-- start RECORDS SHOWN --
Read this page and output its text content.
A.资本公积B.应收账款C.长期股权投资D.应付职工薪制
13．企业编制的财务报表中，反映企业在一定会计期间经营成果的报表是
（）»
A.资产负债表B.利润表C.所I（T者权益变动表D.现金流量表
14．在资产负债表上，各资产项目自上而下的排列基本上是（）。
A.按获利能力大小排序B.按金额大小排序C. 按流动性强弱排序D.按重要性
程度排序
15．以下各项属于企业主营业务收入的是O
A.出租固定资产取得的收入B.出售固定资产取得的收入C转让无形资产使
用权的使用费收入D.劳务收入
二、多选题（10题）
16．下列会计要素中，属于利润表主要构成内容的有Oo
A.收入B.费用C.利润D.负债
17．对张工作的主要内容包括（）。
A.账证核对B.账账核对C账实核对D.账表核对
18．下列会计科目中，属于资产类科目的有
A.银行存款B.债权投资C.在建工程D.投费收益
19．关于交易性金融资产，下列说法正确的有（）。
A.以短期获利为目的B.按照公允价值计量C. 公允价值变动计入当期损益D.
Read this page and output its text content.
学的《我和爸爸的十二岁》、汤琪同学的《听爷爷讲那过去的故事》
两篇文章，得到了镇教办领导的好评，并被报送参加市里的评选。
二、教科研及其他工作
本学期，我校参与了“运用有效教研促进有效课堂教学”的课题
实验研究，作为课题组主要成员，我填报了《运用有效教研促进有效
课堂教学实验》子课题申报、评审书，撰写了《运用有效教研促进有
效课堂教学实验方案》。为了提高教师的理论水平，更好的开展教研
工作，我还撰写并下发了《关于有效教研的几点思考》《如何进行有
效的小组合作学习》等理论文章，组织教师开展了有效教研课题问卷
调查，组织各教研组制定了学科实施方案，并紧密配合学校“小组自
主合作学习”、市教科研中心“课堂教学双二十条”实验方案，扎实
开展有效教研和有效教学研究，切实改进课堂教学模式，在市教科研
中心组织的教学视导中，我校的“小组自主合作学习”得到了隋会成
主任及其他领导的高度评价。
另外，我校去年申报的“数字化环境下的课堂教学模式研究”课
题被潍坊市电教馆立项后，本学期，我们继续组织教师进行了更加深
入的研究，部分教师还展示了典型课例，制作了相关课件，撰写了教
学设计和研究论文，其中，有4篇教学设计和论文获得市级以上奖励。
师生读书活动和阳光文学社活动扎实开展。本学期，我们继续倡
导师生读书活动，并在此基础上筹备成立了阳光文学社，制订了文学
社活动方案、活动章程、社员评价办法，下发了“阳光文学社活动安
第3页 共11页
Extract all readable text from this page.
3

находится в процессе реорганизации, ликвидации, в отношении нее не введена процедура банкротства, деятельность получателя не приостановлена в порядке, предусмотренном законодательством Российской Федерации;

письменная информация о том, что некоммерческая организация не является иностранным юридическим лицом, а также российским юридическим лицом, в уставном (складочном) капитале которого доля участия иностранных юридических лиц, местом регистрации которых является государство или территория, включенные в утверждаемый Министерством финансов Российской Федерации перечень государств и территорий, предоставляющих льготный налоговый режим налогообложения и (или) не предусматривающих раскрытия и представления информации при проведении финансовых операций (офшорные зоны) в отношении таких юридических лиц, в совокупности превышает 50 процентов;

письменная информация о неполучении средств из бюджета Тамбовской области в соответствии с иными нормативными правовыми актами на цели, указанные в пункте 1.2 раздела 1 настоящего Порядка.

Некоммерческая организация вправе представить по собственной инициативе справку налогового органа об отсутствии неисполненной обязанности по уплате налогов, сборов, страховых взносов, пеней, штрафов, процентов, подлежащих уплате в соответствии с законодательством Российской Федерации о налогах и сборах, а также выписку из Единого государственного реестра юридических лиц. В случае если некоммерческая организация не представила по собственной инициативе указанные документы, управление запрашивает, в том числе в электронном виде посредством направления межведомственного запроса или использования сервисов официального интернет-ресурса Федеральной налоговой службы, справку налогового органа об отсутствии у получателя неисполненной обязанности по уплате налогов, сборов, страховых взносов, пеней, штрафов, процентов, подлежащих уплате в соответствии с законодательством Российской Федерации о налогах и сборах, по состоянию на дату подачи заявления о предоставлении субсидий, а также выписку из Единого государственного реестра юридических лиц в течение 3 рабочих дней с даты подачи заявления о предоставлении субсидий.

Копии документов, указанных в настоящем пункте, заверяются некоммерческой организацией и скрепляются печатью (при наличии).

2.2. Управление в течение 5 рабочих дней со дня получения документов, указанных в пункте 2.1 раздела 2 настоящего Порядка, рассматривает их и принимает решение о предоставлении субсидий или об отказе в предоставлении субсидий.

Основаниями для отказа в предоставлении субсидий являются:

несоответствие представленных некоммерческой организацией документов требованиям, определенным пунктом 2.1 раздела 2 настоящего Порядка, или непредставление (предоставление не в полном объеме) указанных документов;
-- end RECORDS SHOWN --
# [TO DO]
From the first line to the last, please quote the material above exactly.

# [COMPLETE RESPONSE]
Read this page and output its text content.
A.资本公积B.应收账款C.长期股权投资D.应付职工薪制
13．企业编制的财务报表中，反映企业在一定会计期间经营成果的报表是
（）»
A.资产负债表B.利润表C.所I（T者权益变动表D.现金流量表
14．在资产负债表上，各资产项目自上而下的排列基本上是（）。
A.按获利能力大小排序B.按金额大小排序C. 按流动性强弱排序D.按重要性
程度排序
15．以下各项属于企业主营业务收入的是O
A.出租固定资产取得的收入B.出售固定资产取得的收入C转让无形资产使
用权的使用费收入D.劳务收入
二、多选题（10题）
16．下列会计要素中，属于利润表主要构成内容的有Oo
A.收入B.费用C.利润D.负债
17．对张工作的主要内容包括（）。
A.账证核对B.账账核对C账实核对D.账表核对
18．下列会计科目中，属于资产类科目的有
A.银行存款B.债权投资C.在建工程D.投费收益
19．关于交易性金融资产，下列说法正确的有（）。
A.以短期获利为目的B.按照公允价值计量C. 公允价值变动计入当期损益D.
Read this page and output its text content.
学的《我和爸爸的十二岁》、汤琪同学的《听爷爷讲那过去的故事》
两篇文章，得到了镇教办领导的好评，并被报送参加市里的评选。
二、教科研及其他工作
本学期，我校参与了“运用有效教研促进有效课堂教学”的课题
实验研究，作为课题组主要成员，我填报了《运用有效教研促进有效
课堂教学实验》子课题申报、评审书，撰写了《运用有效教研促进有
效课堂教学实验方案》。为了提高教师的理论水平，更好的开展教研
工作，我还撰写并下发了《关于有效教研的几点思考》《如何进行有
效的小组合作学习》等理论文章，组织教师开展了有效教研课题问卷
调查，组织各教研组制定了学科实施方案，并紧密配合学校“小组自
主合作学习”、市教科研中心“课堂教学双二十条”实验方案，扎实
开展有效教研和有效教学研究，切实改进课堂教学模式，在市教科研
中心组织的教学视导中，我校的“小组自主合作学习”得到了隋会成
主任及其他领导的高度评价。
另外，我校去年申报的“数字化环境下的课堂教学模式研究”课
题被潍坊市电教馆立项后，本学期，我们继续组织教师进行了更加深
入的研究，部分教师还展示了典型课例，制作了相关课件，撰写了教
学设计和研究论文，其中，有4篇教学设计和论文获得市级以上奖励。
师生读书活动和阳光文学社活动扎实开展。本学期，我们继续倡
导师生读书活动，并在此基础上筹备成立了阳光文学社，制订了文学
社活动方案、活动章程、社员评价办法，下发了“阳光文学社活动安
第3页 共11页
Extract all readable text from this page.
3

находится в процессе реорганизации, ликвидации, в отношении нее не введена процедура банкротства, деятельность получателя не приостановлена в порядке, предусмотренном законодательством Российской Федерации;

письменная информация о том, что некоммерческая организация не является иностранным юридическим лицом, а также российским юридическим лицом, в уставном (складочном) капитале которого доля участия иностранных юридических лиц, местом регистрации которых является государство или территория, включенные в утверждаемый Министерством финансов Российской Федерации перечень государств и территорий, предоставляющих льготный налоговый режим налогообложения и (или) не предусматривающих раскрытия и представления информации при проведении финансовых операций (офшорные зоны) в отношении таких юридических лиц, в совокупности превышает 50 процентов;

письменная информация о неполучении средств из бюджета Тамбовской области в соответствии с иными нормативными правовыми актами на цели, указанные в пункте 1.2 раздела 1 настоящего Порядка.

Некоммерческая организация вправе представить по собственной инициативе справку налогового органа об отсутствии неисполненной обязанности по уплате налогов, сборов, страховых взносов, пеней, штрафов, процентов, подлежащих уплате в соответствии с законодательством Российской Федерации о налогах и сборах, а также выписку из Единого государственного реестра юридических лиц. В случае если некоммерческая организация не представила по собственной инициативе указанные документы, управление запрашивает, в том числе в электронном виде посредством направления межведомственного запроса или использования сервисов официального интернет-ресурса Федеральной налоговой службы, справку налогового органа об отсутствии у получателя неисполненной обязанности по уплате налогов, сборов, страховых взносов, пеней, штрафов, процентов, подлежащих уплате в соответствии с законодательством Российской Федерации о налогах и сборах, по состоянию на дату подачи заявления о предоставлении субсидий, а также выписку из Единого государственного реестра юридических лиц в течение 3 рабочих дней с даты подачи заявления о предоставлении субсидий.

Копии документов, указанных в настоящем пункте, заверяются некоммерческой организацией и скрепляются печатью (при наличии).

2.2. Управление в течение 5 рабочих дней со дня получения документов, указанных в пункте 2.1 раздела 2 настоящего Порядка, рассматривает их и принимает решение о предоставлении субсидий или об отказе в предоставлении субсидий.

Основаниями для отказа в предоставлении субсидий являются:

несоответствие представленных некоммерческой организацией документов требованиям, определенным пунктом 2.1 раздела 2 настоящего Порядка, или непредставление (предоставление не в полном объеме) указанных документов;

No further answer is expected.